Which lines hold the word "more"? Copy each of them.

[Part of a data file]
[BEGIN]

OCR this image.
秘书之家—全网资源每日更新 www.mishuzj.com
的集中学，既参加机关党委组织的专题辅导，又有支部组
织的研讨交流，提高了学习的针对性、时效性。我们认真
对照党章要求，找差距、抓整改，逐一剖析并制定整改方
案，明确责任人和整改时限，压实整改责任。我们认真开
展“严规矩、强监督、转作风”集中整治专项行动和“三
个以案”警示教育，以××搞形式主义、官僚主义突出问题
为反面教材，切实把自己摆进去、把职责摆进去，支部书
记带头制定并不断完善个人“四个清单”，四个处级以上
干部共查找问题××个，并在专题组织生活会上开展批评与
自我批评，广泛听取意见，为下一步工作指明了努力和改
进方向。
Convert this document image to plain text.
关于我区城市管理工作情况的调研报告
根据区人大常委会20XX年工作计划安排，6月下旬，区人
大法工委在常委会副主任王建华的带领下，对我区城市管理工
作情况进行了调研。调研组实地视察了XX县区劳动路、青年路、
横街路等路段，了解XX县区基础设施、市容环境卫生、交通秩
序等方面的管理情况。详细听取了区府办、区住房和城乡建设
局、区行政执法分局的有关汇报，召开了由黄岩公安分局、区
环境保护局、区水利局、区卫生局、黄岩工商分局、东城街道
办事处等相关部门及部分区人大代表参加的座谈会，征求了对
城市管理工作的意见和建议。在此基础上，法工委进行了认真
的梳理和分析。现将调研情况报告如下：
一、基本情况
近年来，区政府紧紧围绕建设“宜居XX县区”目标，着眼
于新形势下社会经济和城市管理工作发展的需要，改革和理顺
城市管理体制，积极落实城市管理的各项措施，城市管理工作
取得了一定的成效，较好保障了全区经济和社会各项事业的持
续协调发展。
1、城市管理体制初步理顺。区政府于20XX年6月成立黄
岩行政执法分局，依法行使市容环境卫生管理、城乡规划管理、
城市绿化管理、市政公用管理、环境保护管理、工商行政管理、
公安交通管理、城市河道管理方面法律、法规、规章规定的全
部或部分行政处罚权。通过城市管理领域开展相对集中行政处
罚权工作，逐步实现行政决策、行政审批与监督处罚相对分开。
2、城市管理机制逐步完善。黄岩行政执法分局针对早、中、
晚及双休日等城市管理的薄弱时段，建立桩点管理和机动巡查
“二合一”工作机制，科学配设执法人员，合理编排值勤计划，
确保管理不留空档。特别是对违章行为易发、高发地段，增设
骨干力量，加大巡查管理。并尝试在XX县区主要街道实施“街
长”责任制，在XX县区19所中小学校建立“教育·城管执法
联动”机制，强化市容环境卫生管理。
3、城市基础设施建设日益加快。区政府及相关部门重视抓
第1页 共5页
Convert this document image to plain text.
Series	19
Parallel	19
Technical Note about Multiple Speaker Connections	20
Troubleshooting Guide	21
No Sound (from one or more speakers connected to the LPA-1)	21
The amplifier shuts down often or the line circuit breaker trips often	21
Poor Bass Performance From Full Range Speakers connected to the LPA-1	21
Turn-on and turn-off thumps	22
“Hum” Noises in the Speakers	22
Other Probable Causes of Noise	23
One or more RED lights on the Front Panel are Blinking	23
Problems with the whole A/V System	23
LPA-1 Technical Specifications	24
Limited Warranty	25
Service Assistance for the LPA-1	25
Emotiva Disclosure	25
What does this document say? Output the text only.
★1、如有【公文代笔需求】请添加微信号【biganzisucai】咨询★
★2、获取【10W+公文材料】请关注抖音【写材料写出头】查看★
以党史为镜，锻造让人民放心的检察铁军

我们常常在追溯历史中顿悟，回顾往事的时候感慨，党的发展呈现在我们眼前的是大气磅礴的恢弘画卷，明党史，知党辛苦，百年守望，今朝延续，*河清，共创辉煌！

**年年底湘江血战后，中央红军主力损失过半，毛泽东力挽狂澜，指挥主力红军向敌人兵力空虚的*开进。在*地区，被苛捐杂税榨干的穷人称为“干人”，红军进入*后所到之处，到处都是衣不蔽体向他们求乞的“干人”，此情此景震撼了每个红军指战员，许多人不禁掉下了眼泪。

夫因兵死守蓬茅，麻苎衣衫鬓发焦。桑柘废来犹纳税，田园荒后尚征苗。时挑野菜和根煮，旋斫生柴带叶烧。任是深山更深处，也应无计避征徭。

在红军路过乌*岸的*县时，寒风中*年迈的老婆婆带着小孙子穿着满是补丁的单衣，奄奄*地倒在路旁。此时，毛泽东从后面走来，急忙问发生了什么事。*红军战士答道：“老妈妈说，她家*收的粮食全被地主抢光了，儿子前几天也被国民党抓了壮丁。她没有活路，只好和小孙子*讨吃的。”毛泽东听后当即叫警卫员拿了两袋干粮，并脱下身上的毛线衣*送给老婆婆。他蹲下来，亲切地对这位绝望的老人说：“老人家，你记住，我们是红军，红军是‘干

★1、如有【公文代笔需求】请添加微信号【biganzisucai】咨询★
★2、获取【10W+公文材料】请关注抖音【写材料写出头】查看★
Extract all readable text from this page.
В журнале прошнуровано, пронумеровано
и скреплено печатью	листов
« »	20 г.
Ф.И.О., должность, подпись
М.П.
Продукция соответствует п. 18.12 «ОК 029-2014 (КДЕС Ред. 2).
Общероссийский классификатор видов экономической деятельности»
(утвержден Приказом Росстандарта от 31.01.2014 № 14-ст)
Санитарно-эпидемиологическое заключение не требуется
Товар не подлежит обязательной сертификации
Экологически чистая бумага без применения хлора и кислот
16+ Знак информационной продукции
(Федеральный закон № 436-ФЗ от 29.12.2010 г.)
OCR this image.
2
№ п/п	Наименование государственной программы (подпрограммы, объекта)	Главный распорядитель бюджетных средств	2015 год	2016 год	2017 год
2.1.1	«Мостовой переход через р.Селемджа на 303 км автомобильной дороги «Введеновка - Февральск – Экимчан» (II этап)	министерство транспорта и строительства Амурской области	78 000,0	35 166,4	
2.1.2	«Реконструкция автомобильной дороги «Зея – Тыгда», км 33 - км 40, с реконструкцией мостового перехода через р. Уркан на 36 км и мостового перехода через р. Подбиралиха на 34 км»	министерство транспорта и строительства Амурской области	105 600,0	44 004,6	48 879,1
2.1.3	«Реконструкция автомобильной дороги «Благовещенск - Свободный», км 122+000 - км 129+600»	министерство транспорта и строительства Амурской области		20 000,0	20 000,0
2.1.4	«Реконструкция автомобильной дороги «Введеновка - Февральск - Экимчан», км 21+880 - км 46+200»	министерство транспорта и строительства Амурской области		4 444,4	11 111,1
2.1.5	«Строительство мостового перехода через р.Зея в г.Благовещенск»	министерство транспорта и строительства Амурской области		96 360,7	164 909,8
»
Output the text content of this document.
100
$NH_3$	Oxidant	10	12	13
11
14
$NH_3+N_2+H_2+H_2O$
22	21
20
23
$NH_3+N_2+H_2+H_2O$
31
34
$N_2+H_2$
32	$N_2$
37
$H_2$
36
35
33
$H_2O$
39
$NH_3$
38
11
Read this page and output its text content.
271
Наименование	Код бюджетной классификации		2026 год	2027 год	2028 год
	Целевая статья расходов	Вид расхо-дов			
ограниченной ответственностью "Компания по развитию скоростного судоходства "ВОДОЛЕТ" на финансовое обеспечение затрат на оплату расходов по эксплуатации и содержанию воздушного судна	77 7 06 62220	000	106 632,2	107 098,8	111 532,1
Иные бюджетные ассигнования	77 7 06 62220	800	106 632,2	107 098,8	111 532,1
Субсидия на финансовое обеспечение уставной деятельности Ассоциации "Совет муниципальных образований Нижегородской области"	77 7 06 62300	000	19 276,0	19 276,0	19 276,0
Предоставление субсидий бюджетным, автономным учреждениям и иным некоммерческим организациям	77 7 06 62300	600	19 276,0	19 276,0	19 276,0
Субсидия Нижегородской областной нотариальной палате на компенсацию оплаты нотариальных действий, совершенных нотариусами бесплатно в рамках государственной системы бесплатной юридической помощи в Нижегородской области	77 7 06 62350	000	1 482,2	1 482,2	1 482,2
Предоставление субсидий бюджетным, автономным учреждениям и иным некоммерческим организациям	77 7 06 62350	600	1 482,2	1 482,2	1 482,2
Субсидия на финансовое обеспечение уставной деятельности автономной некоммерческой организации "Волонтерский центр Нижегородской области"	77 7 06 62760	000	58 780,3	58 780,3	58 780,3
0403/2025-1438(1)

[END]

▸ **Exercise result**:
No Sound (from one or more speakers connected to the LPA-1)	21
One or more RED lights on the Front Panel are Blinking	23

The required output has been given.